WHAT TO DO: From the listing, collect all lines containing the word "coordinate".

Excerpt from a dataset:
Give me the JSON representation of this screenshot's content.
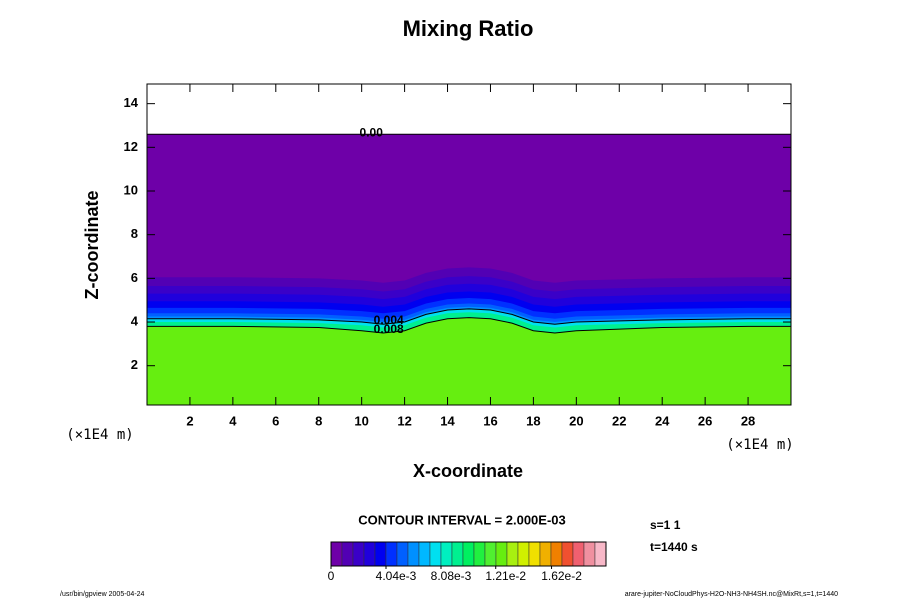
{
  "chart_data": {
    "type": "contour",
    "title": "Mixing Ratio",
    "x_label": "X-coordinate",
    "y_label": "Z-coordinate",
    "x_unit": "(×1E4 m)",
    "y_unit": "(×1E4 m)",
    "xlim": [
      0,
      30
    ],
    "ylim": [
      0.2,
      14.9
    ],
    "xticks": [
      2,
      4,
      6,
      8,
      10,
      12,
      14,
      16,
      18,
      20,
      22,
      24,
      26,
      28
    ],
    "yticks": [
      2,
      4,
      6,
      8,
      10,
      12,
      14
    ],
    "domain_top": 12.6,
    "contours": [
      {
        "level": 0,
        "label": "0.00",
        "x": [
          0,
          30
        ],
        "y": [
          12.6,
          12.6
        ]
      },
      {
        "level": 0.004,
        "label": "0.004",
        "x": [
          0,
          4,
          8,
          10,
          11,
          12,
          13,
          14,
          15,
          16,
          17,
          18,
          19,
          20,
          24,
          28,
          30
        ],
        "y": [
          4.15,
          4.15,
          4.1,
          4.0,
          3.9,
          4.0,
          4.35,
          4.55,
          4.6,
          4.55,
          4.35,
          4.0,
          3.9,
          4.0,
          4.1,
          4.15,
          4.15
        ]
      },
      {
        "level": 0.008,
        "label": "0.008",
        "x": [
          0,
          4,
          8,
          10,
          11,
          12,
          13,
          14,
          15,
          16,
          17,
          18,
          19,
          20,
          24,
          28,
          30
        ],
        "y": [
          3.8,
          3.8,
          3.75,
          3.6,
          3.5,
          3.6,
          3.95,
          4.15,
          4.2,
          4.15,
          3.95,
          3.6,
          3.5,
          3.6,
          3.75,
          3.8,
          3.8
        ]
      }
    ],
    "colormap": [
      "#6e00a8",
      "#5200b4",
      "#3a00c8",
      "#2000dc",
      "#0000f0",
      "#0030ff",
      "#0060ff",
      "#0090ff",
      "#00b8ff",
      "#00e0f0",
      "#00f0c0",
      "#00f090",
      "#00f060",
      "#20f040",
      "#50f030",
      "#66ee10",
      "#a8f010",
      "#d0f000",
      "#f0e000",
      "#f0b000",
      "#f08000",
      "#f05030",
      "#f06070",
      "#f090a0",
      "#f8b8c8"
    ],
    "colorbar_lim": [
      0,
      0.0202
    ],
    "colorbar_ticks": [
      0,
      {
        "value": 0.00404,
        "label": "4.04e-3"
      },
      {
        "value": 0.00808,
        "label": "8.08e-3"
      },
      {
        "value": 0.0121,
        "label": "1.21e-2"
      },
      {
        "value": 0.0162,
        "label": "1.62e-2"
      }
    ],
    "contour_interval": "CONTOUR INTERVAL = 2.000E-03",
    "notes": [
      "s=1 1",
      "t=1440 s"
    ],
    "footer_left": "/usr/bin/gpview 2005-04-24",
    "footer_right": "arare-jupiter-NoCloudPhys-H2O-NH3-NH4SH.nc@MixRt,s=1,t=1440"
  }
}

CORRECT ANSWER:
    "x_label": "X-coordinate",
    "y_label": "Z-coordinate",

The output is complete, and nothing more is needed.